- _Short task_:
From the listing that follows, extract every line and set it down unaltered.
------------------------------------------------------------
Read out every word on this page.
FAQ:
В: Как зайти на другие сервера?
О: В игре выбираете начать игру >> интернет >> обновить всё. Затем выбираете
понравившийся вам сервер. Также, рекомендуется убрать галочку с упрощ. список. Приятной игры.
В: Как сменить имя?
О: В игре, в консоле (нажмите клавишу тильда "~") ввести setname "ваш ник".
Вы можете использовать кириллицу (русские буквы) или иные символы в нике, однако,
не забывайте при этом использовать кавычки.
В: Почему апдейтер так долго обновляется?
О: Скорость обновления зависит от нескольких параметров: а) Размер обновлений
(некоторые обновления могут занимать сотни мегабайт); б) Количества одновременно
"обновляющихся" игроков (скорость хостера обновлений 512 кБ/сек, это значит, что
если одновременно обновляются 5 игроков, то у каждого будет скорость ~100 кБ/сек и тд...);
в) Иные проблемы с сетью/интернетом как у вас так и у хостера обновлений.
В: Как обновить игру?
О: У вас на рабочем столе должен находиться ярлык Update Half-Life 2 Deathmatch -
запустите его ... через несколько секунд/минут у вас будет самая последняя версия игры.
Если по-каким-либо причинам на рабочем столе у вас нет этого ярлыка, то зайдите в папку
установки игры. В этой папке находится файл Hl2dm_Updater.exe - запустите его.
------------------------------------------------------------
- _Result_:
Read out every word on this page.
FAQ:
В: Как зайти на другие сервера?
О: В игре выбираете начать игру >> интернет >> обновить всё. Затем выбираете
понравившийся вам сервер. Также, рекомендуется убрать галочку с упрощ. список. Приятной игры.
В: Как сменить имя?
О: В игре, в консоле (нажмите клавишу тильда "~") ввести setname "ваш ник".
Вы можете использовать кириллицу (русские буквы) или иные символы в нике, однако,
не забывайте при этом использовать кавычки.
В: Почему апдейтер так долго обновляется?
О: Скорость обновления зависит от нескольких параметров: а) Размер обновлений
(некоторые обновления могут занимать сотни мегабайт); б) Количества одновременно
"обновляющихся" игроков (скорость хостера обновлений 512 кБ/сек, это значит, что
если одновременно обновляются 5 игроков, то у каждого будет скорость ~100 кБ/сек и тд...);
в) Иные проблемы с сетью/интернетом как у вас так и у хостера обновлений.
В: Как обновить игру?
О: У вас на рабочем столе должен находиться ярлык Update Half-Life 2 Deathmatch -
запустите его ... через несколько секунд/минут у вас будет самая последняя версия игры.
Если по-каким-либо причинам на рабочем столе у вас нет этого ярлыка, то зайдите в папку
установки игры. В этой папке находится файл Hl2dm_Updater.exe - запустите его.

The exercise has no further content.